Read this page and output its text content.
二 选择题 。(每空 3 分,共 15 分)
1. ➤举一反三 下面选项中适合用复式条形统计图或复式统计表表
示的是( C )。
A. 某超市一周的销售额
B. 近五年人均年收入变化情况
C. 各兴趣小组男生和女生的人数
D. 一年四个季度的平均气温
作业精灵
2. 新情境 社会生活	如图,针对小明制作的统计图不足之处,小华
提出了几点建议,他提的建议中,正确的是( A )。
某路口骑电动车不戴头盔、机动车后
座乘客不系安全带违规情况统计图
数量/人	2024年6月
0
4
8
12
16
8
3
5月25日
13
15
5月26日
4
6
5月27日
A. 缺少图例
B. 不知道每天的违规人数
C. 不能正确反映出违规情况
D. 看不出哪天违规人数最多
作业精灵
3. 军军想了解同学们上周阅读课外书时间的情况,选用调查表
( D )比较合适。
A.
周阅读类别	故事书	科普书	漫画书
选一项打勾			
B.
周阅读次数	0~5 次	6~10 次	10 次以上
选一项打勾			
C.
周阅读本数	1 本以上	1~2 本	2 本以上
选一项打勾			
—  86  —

*-*-*

Reproduce the data shown above exactly.

# RESULT OF THE EXERCISE
Read this page and output its text content.
二 选择题 。(每空 3 分,共 15 分)
1. ➤举一反三 下面选项中适合用复式条形统计图或复式统计表表
示的是( C )。
A. 某超市一周的销售额
B. 近五年人均年收入变化情况
C. 各兴趣小组男生和女生的人数
D. 一年四个季度的平均气温
作业精灵
2. 新情境 社会生活	如图,针对小明制作的统计图不足之处,小华
提出了几点建议,他提的建议中,正确的是( A )。
某路口骑电动车不戴头盔、机动车后
座乘客不系安全带违规情况统计图
数量/人	2024年6月
0
4
8
12
16
8
3
5月25日
13
15
5月26日
4
6
5月27日
A. 缺少图例
B. 不知道每天的违规人数
C. 不能正确反映出违规情况
D. 看不出哪天违规人数最多
作业精灵
3. 军军想了解同学们上周阅读课外书时间的情况,选用调查表
( D )比较合适。
A.
周阅读类别	故事书	科普书	漫画书
选一项打勾			
B.
周阅读次数	0~5 次	6~10 次	10 次以上
选一项打勾			
C.
周阅读本数	1 本以上	1~2 本	2 本以上
选一项打勾			
—  86  —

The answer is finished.